TASK: Reproduce the records below verbatim, starting at the first line of the records and ending at the line that contains "x-tick-label: 400 — [375, 587, 403, 606]", with both ends included.

-- START OF EXTRACTED RECORDS --

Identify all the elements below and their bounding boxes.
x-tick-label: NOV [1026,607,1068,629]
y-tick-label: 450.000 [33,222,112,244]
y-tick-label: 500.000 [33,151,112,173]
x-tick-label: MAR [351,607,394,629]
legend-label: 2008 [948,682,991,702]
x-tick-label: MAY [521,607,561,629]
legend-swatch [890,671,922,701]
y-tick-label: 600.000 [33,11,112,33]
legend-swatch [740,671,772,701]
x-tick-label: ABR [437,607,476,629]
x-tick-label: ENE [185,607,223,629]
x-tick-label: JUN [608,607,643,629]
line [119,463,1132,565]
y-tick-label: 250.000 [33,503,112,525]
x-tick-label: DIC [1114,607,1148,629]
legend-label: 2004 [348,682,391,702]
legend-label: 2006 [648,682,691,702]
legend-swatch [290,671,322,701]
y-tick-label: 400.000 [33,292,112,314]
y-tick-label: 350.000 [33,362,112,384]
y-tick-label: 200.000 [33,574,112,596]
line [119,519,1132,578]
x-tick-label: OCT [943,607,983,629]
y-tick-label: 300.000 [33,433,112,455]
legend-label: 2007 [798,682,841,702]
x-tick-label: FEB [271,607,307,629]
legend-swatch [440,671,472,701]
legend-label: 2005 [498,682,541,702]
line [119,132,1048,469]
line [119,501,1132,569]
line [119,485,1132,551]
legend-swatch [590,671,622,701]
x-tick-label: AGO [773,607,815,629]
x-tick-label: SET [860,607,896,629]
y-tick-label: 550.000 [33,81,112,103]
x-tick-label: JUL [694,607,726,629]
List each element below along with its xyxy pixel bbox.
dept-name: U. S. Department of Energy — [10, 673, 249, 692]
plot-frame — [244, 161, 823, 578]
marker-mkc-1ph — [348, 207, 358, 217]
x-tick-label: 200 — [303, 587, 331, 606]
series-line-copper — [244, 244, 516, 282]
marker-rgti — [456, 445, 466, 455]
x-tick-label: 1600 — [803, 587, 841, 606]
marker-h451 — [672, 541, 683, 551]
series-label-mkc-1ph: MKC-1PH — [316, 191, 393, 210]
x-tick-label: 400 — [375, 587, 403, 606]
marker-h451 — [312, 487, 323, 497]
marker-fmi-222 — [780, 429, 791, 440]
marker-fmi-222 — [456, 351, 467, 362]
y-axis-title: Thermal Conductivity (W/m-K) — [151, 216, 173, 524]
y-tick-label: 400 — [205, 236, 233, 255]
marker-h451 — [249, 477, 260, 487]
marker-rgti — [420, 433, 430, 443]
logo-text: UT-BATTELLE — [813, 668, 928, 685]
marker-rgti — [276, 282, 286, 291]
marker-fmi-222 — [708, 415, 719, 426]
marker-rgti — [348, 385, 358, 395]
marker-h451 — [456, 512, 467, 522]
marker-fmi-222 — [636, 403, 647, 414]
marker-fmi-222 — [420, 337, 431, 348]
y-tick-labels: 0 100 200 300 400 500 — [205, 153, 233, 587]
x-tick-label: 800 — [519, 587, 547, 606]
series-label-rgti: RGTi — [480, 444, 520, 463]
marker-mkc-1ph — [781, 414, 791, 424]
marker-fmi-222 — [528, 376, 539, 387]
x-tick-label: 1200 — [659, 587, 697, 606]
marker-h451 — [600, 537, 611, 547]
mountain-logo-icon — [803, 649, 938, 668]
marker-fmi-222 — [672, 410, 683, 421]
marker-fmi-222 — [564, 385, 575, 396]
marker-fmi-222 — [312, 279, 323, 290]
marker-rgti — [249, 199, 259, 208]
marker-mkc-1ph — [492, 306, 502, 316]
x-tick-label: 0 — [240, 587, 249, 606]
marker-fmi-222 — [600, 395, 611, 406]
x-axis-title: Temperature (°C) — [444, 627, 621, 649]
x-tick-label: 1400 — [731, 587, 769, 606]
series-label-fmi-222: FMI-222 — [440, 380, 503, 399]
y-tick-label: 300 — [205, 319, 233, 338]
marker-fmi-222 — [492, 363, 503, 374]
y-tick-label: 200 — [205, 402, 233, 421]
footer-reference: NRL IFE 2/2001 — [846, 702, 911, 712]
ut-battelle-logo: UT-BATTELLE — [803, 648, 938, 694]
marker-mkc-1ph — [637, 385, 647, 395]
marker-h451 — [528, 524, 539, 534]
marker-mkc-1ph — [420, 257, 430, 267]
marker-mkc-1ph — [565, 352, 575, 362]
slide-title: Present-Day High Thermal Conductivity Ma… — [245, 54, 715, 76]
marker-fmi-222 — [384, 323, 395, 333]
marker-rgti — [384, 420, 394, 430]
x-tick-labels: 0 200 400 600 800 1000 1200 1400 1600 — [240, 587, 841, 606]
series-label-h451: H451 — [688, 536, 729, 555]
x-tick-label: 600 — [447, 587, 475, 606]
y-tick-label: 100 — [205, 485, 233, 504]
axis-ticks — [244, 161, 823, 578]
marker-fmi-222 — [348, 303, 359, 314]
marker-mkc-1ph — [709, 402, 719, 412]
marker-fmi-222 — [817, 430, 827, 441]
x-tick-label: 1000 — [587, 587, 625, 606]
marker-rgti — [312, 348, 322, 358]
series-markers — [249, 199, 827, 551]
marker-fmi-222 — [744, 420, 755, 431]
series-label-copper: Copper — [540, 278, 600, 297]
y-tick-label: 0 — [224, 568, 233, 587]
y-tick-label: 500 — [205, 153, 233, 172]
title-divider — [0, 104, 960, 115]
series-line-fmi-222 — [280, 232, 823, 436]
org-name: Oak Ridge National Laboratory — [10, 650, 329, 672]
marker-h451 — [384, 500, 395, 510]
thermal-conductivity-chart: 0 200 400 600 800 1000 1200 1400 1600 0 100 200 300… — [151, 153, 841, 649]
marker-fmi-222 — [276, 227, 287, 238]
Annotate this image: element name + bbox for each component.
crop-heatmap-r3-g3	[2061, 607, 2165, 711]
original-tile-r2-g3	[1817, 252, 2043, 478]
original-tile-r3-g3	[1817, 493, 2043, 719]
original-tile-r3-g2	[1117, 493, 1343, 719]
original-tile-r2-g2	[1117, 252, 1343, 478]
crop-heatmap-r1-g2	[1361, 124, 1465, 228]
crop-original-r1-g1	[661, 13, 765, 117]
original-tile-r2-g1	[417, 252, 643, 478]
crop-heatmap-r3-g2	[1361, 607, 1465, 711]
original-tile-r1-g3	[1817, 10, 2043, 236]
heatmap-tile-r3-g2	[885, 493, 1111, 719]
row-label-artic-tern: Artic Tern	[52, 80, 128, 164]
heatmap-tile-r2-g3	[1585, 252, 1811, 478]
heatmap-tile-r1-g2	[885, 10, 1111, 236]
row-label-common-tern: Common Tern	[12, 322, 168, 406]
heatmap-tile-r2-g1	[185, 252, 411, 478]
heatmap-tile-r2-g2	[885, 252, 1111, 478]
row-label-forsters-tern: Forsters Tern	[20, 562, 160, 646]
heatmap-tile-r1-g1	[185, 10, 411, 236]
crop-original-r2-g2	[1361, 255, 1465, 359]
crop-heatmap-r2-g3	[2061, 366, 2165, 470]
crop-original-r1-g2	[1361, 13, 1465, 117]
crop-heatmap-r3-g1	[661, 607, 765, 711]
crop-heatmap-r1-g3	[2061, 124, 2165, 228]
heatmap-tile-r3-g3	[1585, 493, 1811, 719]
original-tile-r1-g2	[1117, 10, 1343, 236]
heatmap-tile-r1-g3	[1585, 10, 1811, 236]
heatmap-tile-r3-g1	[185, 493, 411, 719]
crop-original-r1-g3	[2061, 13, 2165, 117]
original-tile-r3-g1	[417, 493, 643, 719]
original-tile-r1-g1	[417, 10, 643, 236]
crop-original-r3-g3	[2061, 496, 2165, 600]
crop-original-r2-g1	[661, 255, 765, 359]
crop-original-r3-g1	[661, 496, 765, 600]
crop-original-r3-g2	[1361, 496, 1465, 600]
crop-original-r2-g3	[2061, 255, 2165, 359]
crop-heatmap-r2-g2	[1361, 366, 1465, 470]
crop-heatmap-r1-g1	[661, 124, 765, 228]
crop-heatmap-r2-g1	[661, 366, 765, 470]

-- END OF EXTRACTED RECORDS --

SOLUTION FOR THIS PROBLEM:
Identify all the elements below and their bounding boxes.
x-tick-label: NOV [1026,607,1068,629]
y-tick-label: 450.000 [33,222,112,244]
y-tick-label: 500.000 [33,151,112,173]
x-tick-label: MAR [351,607,394,629]
legend-label: 2008 [948,682,991,702]
x-tick-label: MAY [521,607,561,629]
legend-swatch [890,671,922,701]
y-tick-label: 600.000 [33,11,112,33]
legend-swatch [740,671,772,701]
x-tick-label: ABR [437,607,476,629]
x-tick-label: ENE [185,607,223,629]
x-tick-label: JUN [608,607,643,629]
line [119,463,1132,565]
y-tick-label: 250.000 [33,503,112,525]
x-tick-label: DIC [1114,607,1148,629]
legend-label: 2004 [348,682,391,702]
legend-label: 2006 [648,682,691,702]
legend-swatch [290,671,322,701]
y-tick-label: 400.000 [33,292,112,314]
y-tick-label: 350.000 [33,362,112,384]
y-tick-label: 200.000 [33,574,112,596]
line [119,519,1132,578]
x-tick-label: OCT [943,607,983,629]
y-tick-label: 300.000 [33,433,112,455]
legend-label: 2007 [798,682,841,702]
x-tick-label: FEB [271,607,307,629]
legend-swatch [440,671,472,701]
legend-label: 2005 [498,682,541,702]
line [119,132,1048,469]
line [119,501,1132,569]
line [119,485,1132,551]
legend-swatch [590,671,622,701]
x-tick-label: AGO [773,607,815,629]
x-tick-label: SET [860,607,896,629]
y-tick-label: 550.000 [33,81,112,103]
x-tick-label: JUL [694,607,726,629]
List each element below along with its xyxy pixel bbox.
dept-name: U. S. Department of Energy — [10, 673, 249, 692]
plot-frame — [244, 161, 823, 578]
marker-mkc-1ph — [348, 207, 358, 217]
x-tick-label: 200 — [303, 587, 331, 606]
series-line-copper — [244, 244, 516, 282]
marker-rgti — [456, 445, 466, 455]
x-tick-label: 1600 — [803, 587, 841, 606]
marker-h451 — [672, 541, 683, 551]
series-label-mkc-1ph: MKC-1PH — [316, 191, 393, 210]
x-tick-label: 400 — [375, 587, 403, 606]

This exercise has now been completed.